■ EXERCISE REQUIREMENTS: Write out the material again exactly, please, and omit the pictures.

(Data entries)
━━━━━━━━━━━━━━━━━━━━
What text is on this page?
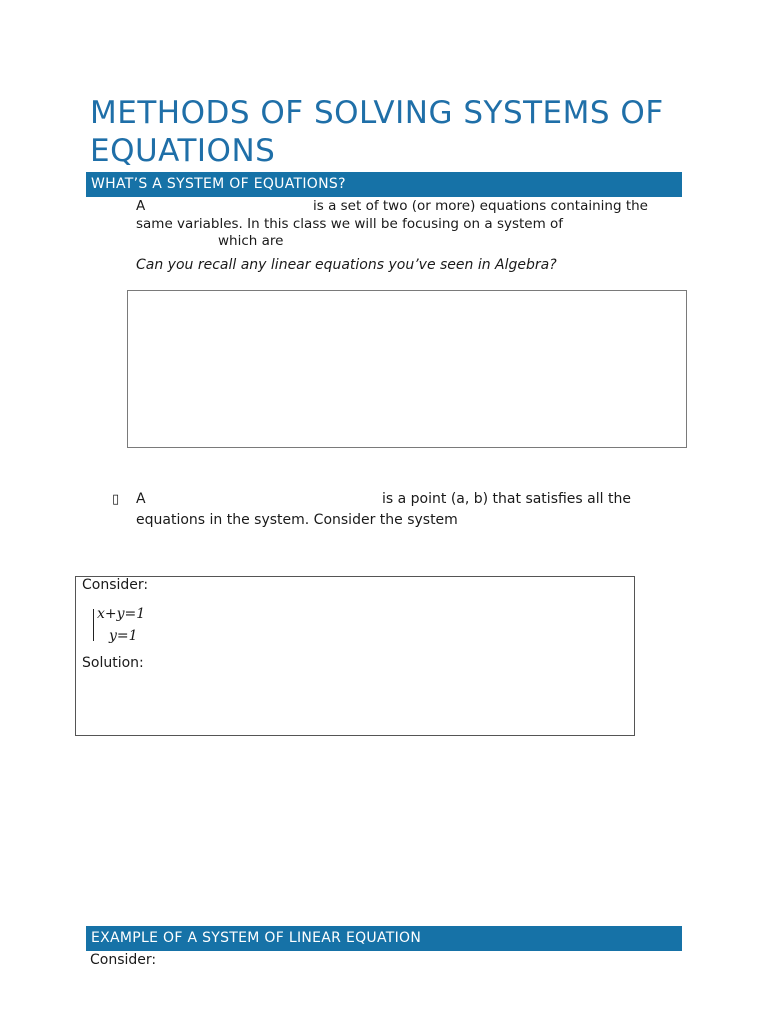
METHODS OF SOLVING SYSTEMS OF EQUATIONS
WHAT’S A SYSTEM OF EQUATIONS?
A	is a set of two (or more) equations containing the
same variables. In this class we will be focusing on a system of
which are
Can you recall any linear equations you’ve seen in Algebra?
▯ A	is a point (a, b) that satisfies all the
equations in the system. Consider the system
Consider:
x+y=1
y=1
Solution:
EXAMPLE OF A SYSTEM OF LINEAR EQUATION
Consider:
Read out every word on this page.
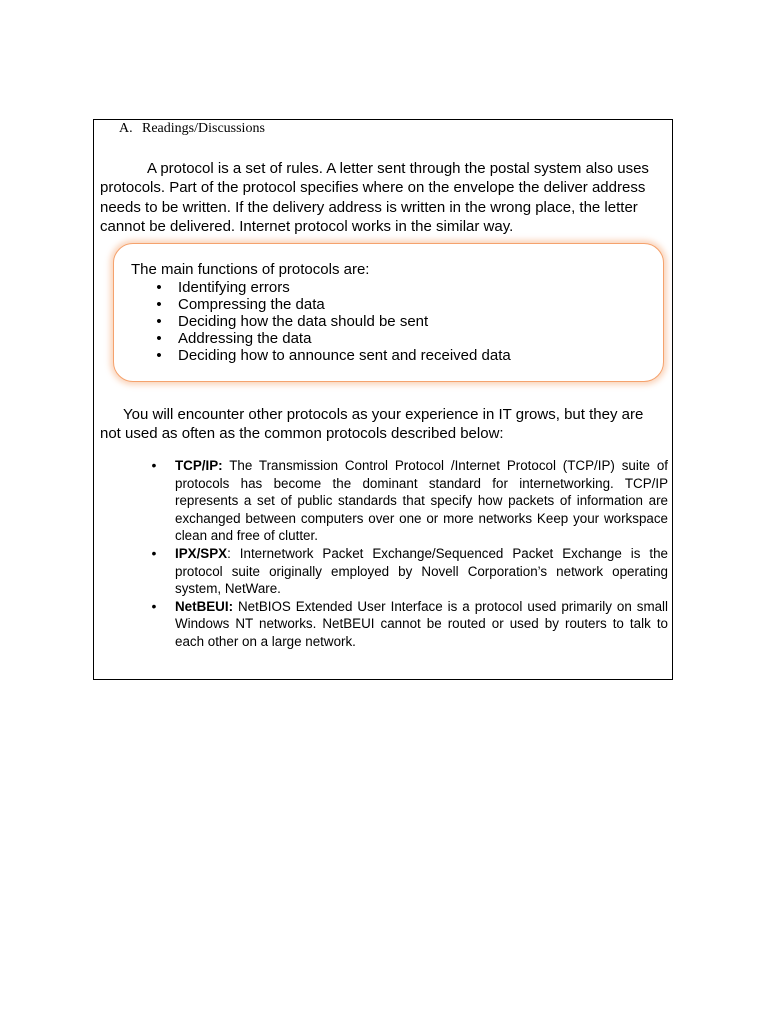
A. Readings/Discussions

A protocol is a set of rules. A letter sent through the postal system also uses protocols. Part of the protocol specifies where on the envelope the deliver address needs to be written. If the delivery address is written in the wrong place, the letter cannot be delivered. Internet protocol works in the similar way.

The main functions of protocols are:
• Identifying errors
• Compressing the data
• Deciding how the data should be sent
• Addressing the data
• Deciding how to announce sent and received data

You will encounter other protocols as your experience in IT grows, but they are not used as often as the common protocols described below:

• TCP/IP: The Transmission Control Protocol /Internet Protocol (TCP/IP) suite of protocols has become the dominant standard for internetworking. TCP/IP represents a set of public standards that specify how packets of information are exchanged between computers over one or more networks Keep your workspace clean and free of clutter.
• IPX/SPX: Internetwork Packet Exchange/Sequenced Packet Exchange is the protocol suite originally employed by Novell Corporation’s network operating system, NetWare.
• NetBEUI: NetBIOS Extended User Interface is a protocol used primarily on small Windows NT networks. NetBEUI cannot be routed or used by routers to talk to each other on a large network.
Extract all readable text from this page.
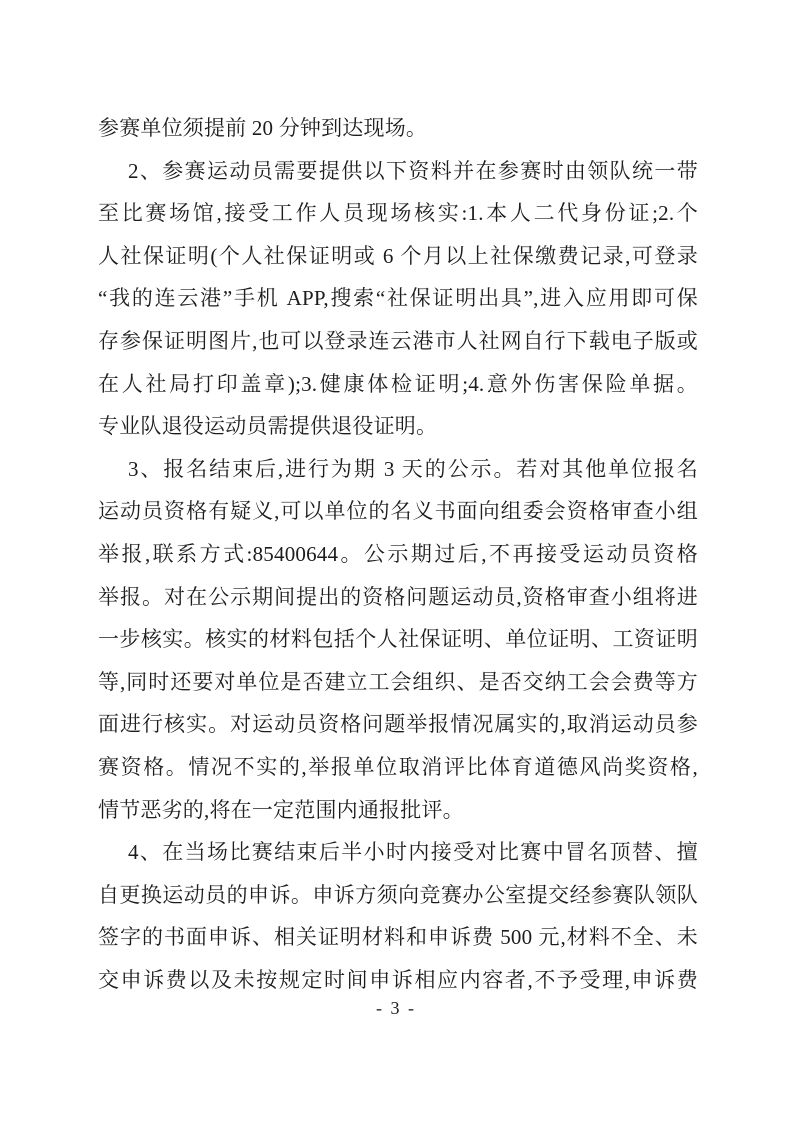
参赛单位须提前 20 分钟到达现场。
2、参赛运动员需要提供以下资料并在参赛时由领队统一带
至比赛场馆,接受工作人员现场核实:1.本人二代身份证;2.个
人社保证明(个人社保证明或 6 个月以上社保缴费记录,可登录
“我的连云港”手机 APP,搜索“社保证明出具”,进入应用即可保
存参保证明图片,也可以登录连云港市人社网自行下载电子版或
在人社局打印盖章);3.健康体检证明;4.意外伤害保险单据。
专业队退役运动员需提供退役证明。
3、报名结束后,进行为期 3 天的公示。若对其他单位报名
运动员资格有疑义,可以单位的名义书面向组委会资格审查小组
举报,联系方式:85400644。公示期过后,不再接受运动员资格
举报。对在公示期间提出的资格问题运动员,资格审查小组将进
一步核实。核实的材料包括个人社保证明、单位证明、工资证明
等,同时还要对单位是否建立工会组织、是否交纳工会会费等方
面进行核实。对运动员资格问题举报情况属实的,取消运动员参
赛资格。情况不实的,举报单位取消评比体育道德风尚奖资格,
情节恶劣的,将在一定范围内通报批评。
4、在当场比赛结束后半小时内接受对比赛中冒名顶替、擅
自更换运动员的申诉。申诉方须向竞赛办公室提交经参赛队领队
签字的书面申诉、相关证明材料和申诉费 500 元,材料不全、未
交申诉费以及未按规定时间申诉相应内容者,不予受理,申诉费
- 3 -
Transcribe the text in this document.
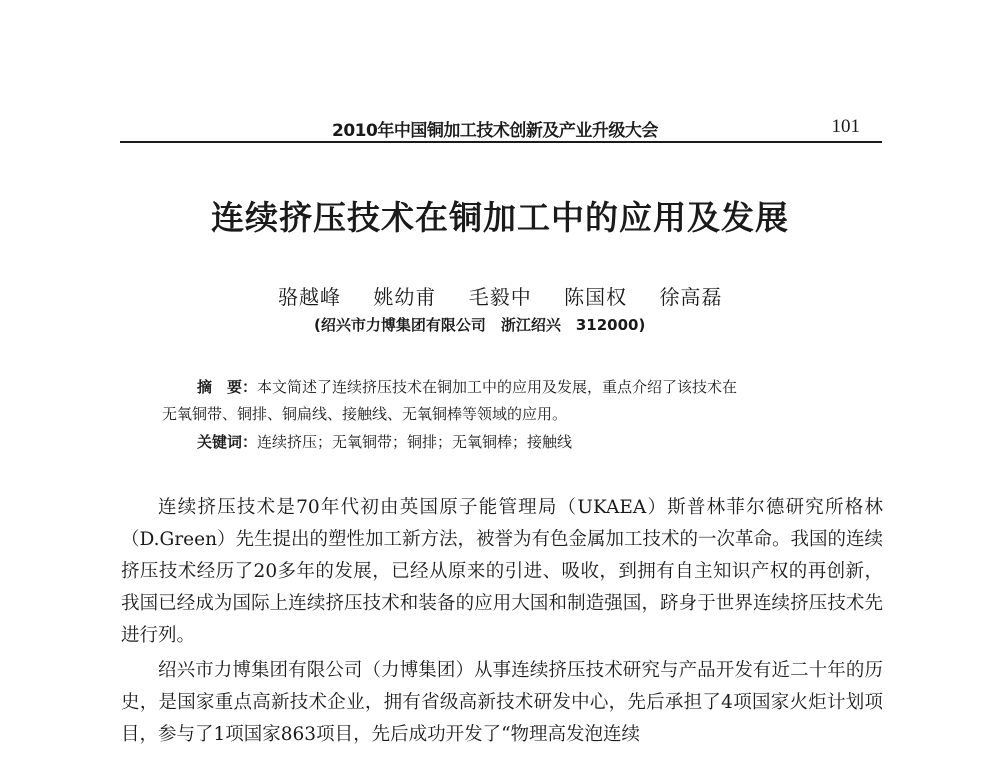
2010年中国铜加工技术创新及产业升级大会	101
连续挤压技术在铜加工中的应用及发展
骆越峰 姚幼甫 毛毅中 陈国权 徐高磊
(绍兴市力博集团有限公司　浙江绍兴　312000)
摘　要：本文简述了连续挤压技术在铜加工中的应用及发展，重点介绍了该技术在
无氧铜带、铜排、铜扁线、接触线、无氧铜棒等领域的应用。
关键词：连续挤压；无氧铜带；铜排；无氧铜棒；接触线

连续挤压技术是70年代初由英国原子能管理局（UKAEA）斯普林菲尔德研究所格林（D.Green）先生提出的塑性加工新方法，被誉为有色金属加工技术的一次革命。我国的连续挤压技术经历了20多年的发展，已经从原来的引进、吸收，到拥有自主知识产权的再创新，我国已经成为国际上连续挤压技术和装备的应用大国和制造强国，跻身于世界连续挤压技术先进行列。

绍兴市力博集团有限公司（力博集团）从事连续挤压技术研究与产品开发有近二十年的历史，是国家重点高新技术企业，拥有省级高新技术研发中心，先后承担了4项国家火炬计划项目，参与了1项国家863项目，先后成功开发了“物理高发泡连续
━━━━━━━━━━━━━━━━━━━━
■ TASK RESPONSE:
What text is on this page?
METHODS OF SOLVING SYSTEMS OF EQUATIONS
WHAT’S A SYSTEM OF EQUATIONS?
A	is a set of two (or more) equations containing the
same variables. In this class we will be focusing on a system of
which are
Can you recall any linear equations you’ve seen in Algebra?
▯ A	is a point (a, b) that satisfies all the
equations in the system. Consider the system
Consider:
x+y=1
y=1
Solution:
EXAMPLE OF A SYSTEM OF LINEAR EQUATION
Consider:
Read out every word on this page.
A. Readings/Discussions

A protocol is a set of rules. A letter sent through the postal system also uses protocols. Part of the protocol specifies where on the envelope the deliver address needs to be written. If the delivery address is written in the wrong place, the letter cannot be delivered. Internet protocol works in the similar way.

The main functions of protocols are:
• Identifying errors
• Compressing the data
• Deciding how the data should be sent
• Addressing the data
• Deciding how to announce sent and received data

You will encounter other protocols as your experience in IT grows, but they are not used as often as the common protocols described below:

• TCP/IP: The Transmission Control Protocol /Internet Protocol (TCP/IP) suite of protocols has become the dominant standard for internetworking. TCP/IP represents a set of public standards that specify how packets of information are exchanged between computers over one or more networks Keep your workspace clean and free of clutter.
• IPX/SPX: Internetwork Packet Exchange/Sequenced Packet Exchange is the protocol suite originally employed by Novell Corporation’s network operating system, NetWare.
• NetBEUI: NetBIOS Extended User Interface is a protocol used primarily on small Windows NT networks. NetBEUI cannot be routed or used by routers to talk to each other on a large network.
Extract all readable text from this page.
参赛单位须提前 20 分钟到达现场。
2、参赛运动员需要提供以下资料并在参赛时由领队统一带
至比赛场馆,接受工作人员现场核实:1.本人二代身份证;2.个
人社保证明(个人社保证明或 6 个月以上社保缴费记录,可登录
“我的连云港”手机 APP,搜索“社保证明出具”,进入应用即可保
存参保证明图片,也可以登录连云港市人社网自行下载电子版或
在人社局打印盖章);3.健康体检证明;4.意外伤害保险单据。
专业队退役运动员需提供退役证明。
3、报名结束后,进行为期 3 天的公示。若对其他单位报名
运动员资格有疑义,可以单位的名义书面向组委会资格审查小组
举报,联系方式:85400644。公示期过后,不再接受运动员资格
举报。对在公示期间提出的资格问题运动员,资格审查小组将进
一步核实。核实的材料包括个人社保证明、单位证明、工资证明
等,同时还要对单位是否建立工会组织、是否交纳工会会费等方
面进行核实。对运动员资格问题举报情况属实的,取消运动员参
赛资格。情况不实的,举报单位取消评比体育道德风尚奖资格,
情节恶劣的,将在一定范围内通报批评。
4、在当场比赛结束后半小时内接受对比赛中冒名顶替、擅
自更换运动员的申诉。申诉方须向竞赛办公室提交经参赛队领队
签字的书面申诉、相关证明材料和申诉费 500 元,材料不全、未
交申诉费以及未按规定时间申诉相应内容者,不予受理,申诉费
- 3 -
Transcribe the text in this document.
2010年中国铜加工技术创新及产业升级大会	101
连续挤压技术在铜加工中的应用及发展
骆越峰 姚幼甫 毛毅中 陈国权 徐高磊
(绍兴市力博集团有限公司　浙江绍兴　312000)
摘　要：本文简述了连续挤压技术在铜加工中的应用及发展，重点介绍了该技术在
无氧铜带、铜排、铜扁线、接触线、无氧铜棒等领域的应用。
关键词：连续挤压；无氧铜带；铜排；无氧铜棒；接触线

连续挤压技术是70年代初由英国原子能管理局（UKAEA）斯普林菲尔德研究所格林（D.Green）先生提出的塑性加工新方法，被誉为有色金属加工技术的一次革命。我国的连续挤压技术经历了20多年的发展，已经从原来的引进、吸收，到拥有自主知识产权的再创新，我国已经成为国际上连续挤压技术和装备的应用大国和制造强国，跻身于世界连续挤压技术先进行列。

绍兴市力博集团有限公司（力博集团）从事连续挤压技术研究与产品开发有近二十年的历史，是国家重点高新技术企业，拥有省级高新技术研发中心，先后承担了4项国家火炬计划项目，参与了1项国家863项目，先后成功开发了“物理高发泡连续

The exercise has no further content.